**Job:**
From the listing below, pick out each line with the word "title".

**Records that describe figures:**
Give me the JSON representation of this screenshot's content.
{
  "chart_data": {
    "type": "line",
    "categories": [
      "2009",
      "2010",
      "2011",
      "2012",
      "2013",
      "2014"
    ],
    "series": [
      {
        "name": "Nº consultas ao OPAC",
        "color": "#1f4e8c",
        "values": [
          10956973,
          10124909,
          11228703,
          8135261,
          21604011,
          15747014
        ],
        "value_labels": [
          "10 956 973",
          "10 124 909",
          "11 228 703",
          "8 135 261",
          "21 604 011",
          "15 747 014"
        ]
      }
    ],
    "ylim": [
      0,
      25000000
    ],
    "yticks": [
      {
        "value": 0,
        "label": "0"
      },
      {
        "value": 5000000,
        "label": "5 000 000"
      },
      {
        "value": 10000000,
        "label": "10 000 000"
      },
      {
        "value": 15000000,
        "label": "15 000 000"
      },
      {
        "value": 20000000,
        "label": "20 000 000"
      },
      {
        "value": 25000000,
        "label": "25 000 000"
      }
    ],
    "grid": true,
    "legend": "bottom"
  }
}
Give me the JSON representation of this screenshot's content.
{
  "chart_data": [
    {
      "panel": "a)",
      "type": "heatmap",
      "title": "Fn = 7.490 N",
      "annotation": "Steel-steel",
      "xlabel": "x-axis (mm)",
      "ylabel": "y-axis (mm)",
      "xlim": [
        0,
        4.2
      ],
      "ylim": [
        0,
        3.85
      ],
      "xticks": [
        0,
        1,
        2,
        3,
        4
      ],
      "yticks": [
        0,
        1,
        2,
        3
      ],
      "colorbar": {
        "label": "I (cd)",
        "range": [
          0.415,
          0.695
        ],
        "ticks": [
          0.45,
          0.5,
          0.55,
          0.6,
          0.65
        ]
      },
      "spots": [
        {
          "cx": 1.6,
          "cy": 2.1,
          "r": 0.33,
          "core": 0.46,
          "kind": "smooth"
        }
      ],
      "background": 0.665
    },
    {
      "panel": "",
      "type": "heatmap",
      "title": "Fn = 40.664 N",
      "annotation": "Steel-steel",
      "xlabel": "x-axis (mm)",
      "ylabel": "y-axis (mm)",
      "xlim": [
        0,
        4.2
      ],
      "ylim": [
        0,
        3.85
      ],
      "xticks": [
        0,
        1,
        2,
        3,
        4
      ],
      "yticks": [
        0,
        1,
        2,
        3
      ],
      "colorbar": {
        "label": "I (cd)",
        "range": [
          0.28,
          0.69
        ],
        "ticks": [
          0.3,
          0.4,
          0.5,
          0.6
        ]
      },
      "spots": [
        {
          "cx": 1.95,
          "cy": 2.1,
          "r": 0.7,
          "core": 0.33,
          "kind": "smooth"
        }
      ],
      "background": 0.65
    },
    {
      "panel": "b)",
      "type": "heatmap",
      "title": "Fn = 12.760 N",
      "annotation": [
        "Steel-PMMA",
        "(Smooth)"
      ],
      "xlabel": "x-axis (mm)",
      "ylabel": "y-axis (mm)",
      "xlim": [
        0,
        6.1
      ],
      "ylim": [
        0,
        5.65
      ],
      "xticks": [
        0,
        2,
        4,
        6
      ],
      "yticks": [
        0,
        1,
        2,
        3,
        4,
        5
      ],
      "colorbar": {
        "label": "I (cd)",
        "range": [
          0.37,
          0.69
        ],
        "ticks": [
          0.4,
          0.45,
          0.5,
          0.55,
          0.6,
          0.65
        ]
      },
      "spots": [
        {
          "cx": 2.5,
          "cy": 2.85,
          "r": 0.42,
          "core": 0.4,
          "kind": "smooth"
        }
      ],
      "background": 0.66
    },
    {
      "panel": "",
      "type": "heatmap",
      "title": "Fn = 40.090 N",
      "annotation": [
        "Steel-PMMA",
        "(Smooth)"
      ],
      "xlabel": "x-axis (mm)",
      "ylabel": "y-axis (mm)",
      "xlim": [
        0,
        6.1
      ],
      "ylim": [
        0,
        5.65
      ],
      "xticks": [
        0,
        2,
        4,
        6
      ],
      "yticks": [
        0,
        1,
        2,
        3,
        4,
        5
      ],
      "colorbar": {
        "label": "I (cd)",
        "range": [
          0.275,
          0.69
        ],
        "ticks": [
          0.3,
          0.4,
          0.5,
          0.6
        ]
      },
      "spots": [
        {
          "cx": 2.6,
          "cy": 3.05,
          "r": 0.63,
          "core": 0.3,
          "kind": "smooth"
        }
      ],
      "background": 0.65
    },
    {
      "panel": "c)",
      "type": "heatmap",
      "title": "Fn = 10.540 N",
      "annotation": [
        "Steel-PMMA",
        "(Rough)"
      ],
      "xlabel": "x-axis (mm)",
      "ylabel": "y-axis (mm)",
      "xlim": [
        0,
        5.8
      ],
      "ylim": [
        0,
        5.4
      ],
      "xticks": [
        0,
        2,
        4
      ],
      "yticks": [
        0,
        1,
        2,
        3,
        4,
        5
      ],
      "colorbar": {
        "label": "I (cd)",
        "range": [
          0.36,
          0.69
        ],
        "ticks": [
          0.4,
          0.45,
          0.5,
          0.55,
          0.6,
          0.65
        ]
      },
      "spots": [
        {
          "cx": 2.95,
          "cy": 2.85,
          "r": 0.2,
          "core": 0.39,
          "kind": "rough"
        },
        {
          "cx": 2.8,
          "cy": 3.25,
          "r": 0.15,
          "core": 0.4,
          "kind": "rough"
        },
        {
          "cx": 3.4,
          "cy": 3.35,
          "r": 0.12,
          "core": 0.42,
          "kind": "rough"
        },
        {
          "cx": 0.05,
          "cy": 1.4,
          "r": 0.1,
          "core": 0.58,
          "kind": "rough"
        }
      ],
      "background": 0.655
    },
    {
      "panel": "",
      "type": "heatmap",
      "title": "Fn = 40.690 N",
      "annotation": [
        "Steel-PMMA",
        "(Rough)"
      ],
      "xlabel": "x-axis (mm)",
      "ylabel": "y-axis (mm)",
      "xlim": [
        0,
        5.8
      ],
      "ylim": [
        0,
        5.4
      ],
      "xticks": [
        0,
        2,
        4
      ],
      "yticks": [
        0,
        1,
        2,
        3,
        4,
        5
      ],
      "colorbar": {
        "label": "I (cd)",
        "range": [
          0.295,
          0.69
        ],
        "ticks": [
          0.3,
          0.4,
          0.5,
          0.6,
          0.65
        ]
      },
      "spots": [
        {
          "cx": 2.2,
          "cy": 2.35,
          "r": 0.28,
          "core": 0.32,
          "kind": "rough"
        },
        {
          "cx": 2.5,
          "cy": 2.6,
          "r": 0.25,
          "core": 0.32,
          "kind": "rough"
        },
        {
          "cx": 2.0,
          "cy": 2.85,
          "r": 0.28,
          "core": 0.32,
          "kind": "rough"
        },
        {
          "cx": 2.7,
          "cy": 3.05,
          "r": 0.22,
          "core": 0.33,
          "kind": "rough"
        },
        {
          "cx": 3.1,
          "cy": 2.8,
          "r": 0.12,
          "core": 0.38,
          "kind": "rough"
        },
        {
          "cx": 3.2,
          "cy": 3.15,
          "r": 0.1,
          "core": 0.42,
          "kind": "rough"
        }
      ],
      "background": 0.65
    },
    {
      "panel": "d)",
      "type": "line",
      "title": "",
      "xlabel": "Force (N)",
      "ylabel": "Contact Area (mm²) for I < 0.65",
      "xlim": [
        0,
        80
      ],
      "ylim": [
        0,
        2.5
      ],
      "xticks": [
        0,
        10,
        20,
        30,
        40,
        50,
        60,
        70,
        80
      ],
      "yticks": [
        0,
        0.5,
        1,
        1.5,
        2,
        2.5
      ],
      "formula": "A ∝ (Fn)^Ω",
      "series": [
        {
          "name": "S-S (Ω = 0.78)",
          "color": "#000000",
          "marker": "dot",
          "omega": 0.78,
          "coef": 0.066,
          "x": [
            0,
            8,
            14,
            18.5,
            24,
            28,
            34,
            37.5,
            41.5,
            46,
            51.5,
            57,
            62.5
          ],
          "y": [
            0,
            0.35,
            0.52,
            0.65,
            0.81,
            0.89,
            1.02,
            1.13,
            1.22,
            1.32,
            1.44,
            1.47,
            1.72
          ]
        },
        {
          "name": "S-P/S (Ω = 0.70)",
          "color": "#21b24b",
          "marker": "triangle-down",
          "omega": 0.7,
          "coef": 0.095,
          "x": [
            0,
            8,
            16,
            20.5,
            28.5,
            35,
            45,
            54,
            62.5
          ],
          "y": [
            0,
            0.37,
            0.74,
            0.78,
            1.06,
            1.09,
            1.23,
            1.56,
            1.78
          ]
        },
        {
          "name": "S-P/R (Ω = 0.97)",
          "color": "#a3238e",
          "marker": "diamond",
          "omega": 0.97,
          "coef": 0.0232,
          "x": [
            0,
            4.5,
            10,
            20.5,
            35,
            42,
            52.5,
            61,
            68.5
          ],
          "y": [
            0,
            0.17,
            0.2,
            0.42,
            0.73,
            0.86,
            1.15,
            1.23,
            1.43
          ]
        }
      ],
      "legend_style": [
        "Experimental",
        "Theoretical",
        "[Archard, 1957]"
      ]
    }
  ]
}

**Output for this exercise:**
      "title": "Fn = 7.490 N",
      "title": "Fn = 40.664 N",
      "title": "Fn = 12.760 N",
      "title": "Fn = 40.090 N",
      "title": "Fn = 10.540 N",
      "title": "Fn = 40.690 N",
      "title": "",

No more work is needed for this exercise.